Directive:
Locate the string "timestamp" throughout the material and copy every line in which it occurs.

===== Input material

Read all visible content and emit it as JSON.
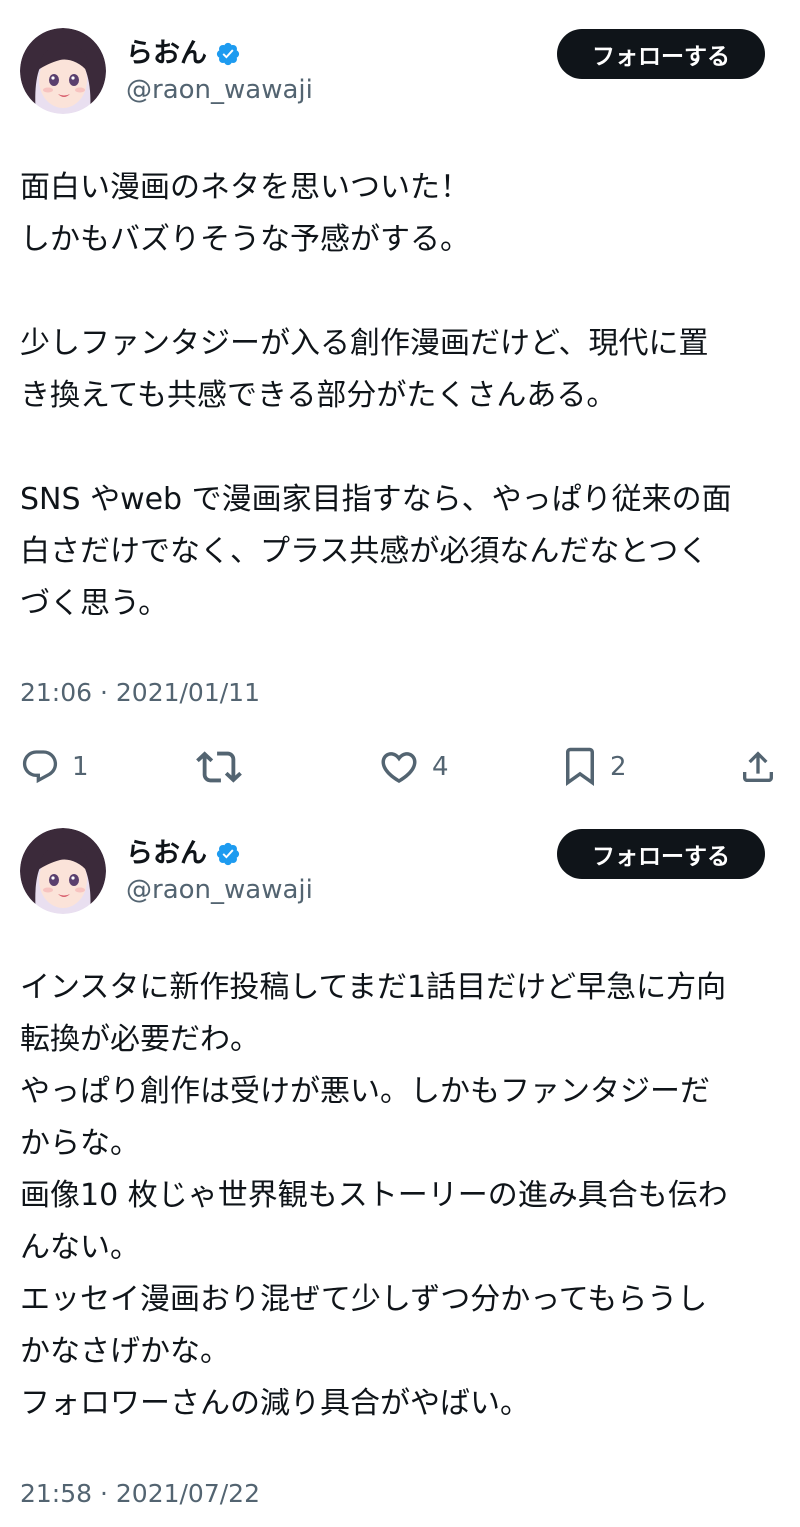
{
  "tweets": [
    {
      "author": {
        "display_name": "らおん",
        "handle": "@raon_wawaji",
        "verified": true
      },
      "follow_button_label": "フォローする",
      "text_lines": [
        "面白い漫画のネタを思いついた！",
        "しかもバズりそうな予感がする。",
        "",
        "少しファンタジーが入る創作漫画だけど、現代に置",
        "き換えても共感できる部分がたくさんある。",
        "",
        "SNS やweb で漫画家目指すなら、やっぱり従来の面",
        "白さだけでなく、プラス共感が必須なんだなとつく",
        "づく思う。"
      ],
      "timestamp": "21:06 · 2021/01/11",
      "stats": {
        "replies": "1",
        "retweets": "",
        "likes": "4",
        "bookmarks": "2"
      }
    },
    {
      "author": {
        "display_name": "らおん",
        "handle": "@raon_wawaji",
        "verified": true
      },
      "follow_button_label": "フォローする",
      "text_lines": [
        "インスタに新作投稿してまだ1話目だけど早急に方向",
        "転換が必要だわ。",
        "やっぱり創作は受けが悪い。しかもファンタジーだ",
        "からな。",
        "画像10 枚じゃ世界観もストーリーの進み具合も伝わ",
        "んない。",
        "エッセイ漫画おり混ぜて少しずつ分かってもらうし",
        "かなさげかな。",
        "フォロワーさんの減り具合がやばい。"
      ],
      "timestamp": "21:58 · 2021/07/22"
    }
  ],
  "icons": {
    "verified": "verified-badge-icon",
    "reply": "reply-icon",
    "retweet": "retweet-icon",
    "like": "heart-icon",
    "bookmark": "bookmark-icon",
    "share": "share-icon"
  },
  "colors": {
    "text_primary": "#0f1419",
    "text_secondary": "#536471",
    "verified_blue": "#1d9bf0",
    "follow_button_bg": "#0f1419",
    "follow_button_text": "#ffffff",
    "background": "#ffffff"
  }
}
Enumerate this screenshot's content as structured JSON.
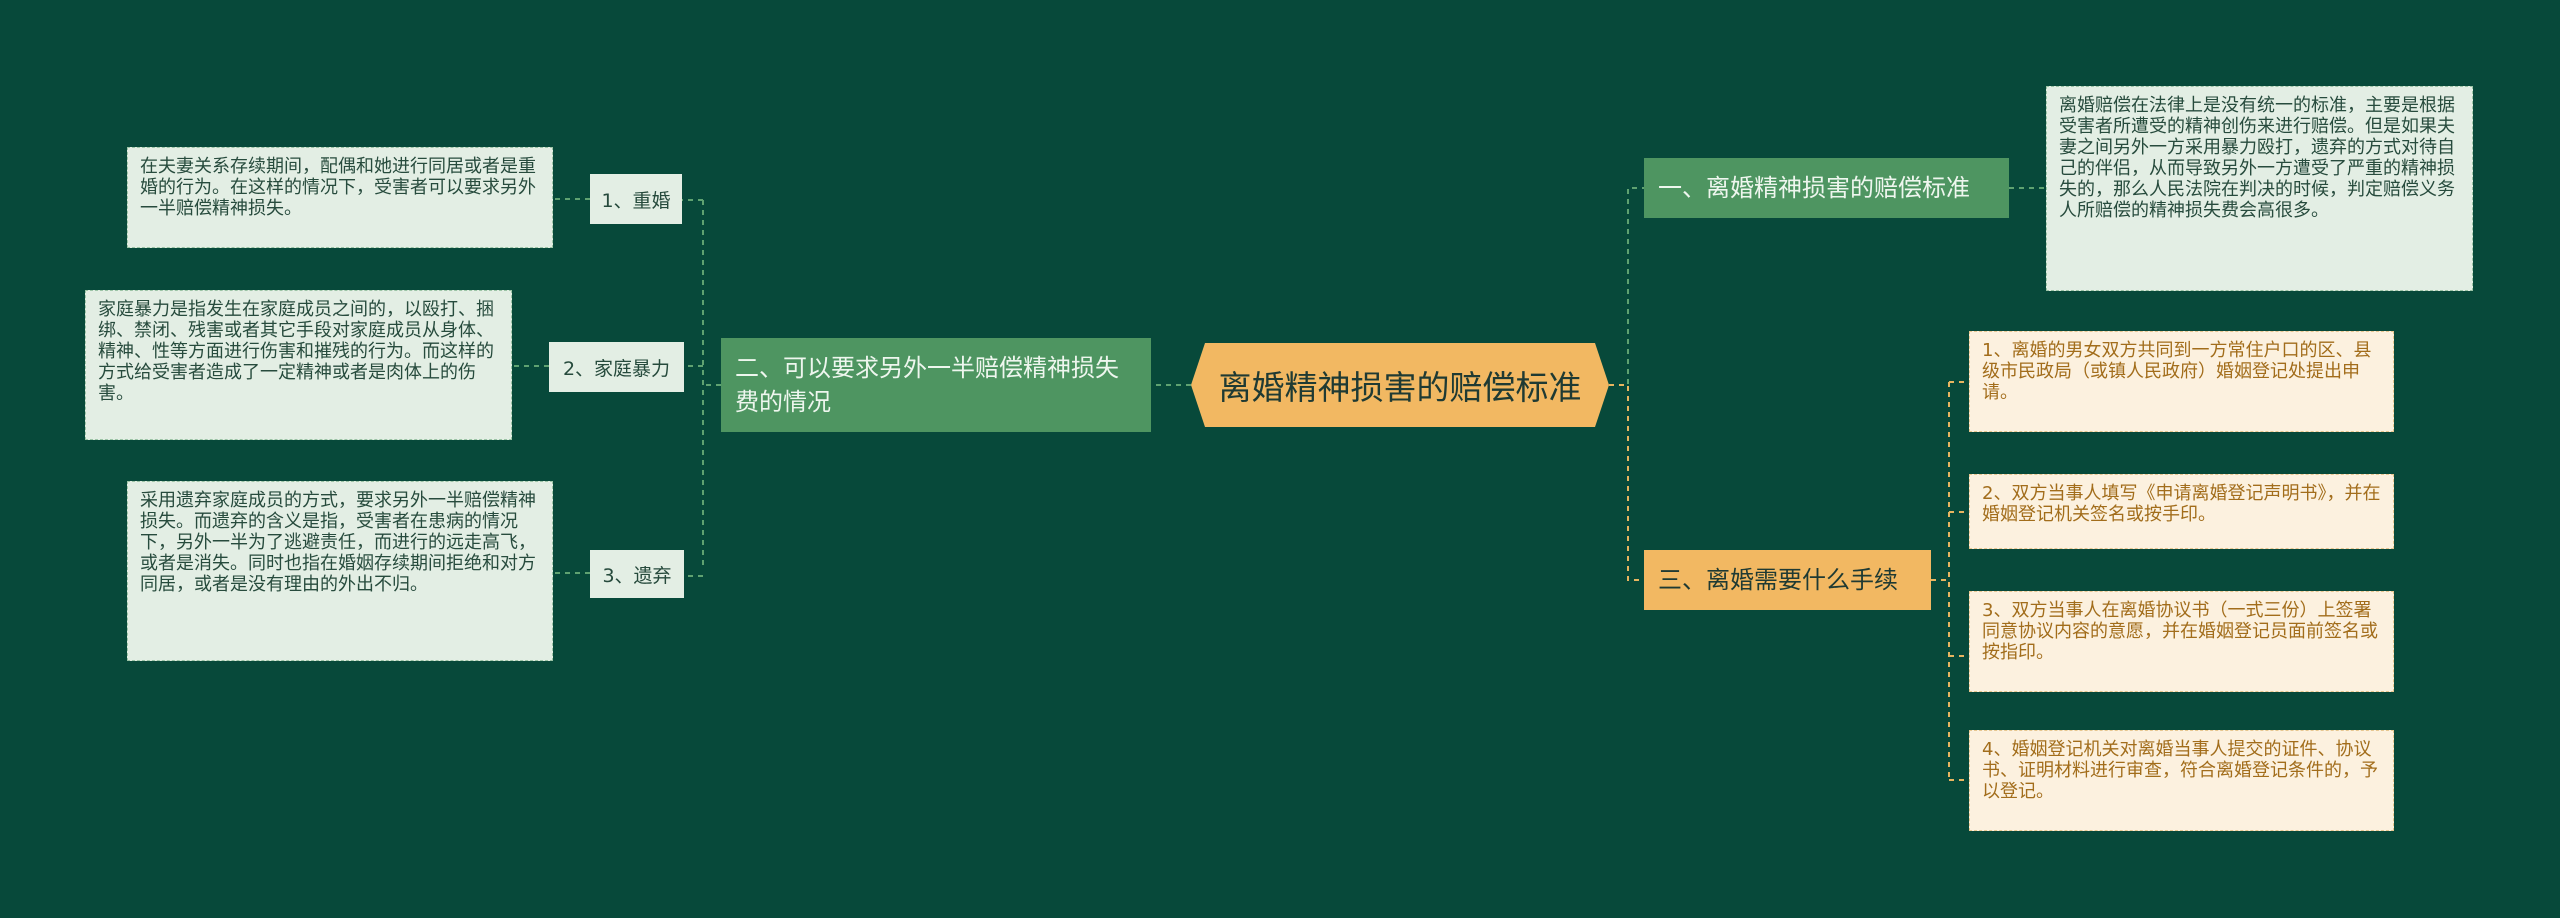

==========

The result:
      "timestamp": "21:06 · 2021/01/11",
      "timestamp": "21:58 · 2021/07/22"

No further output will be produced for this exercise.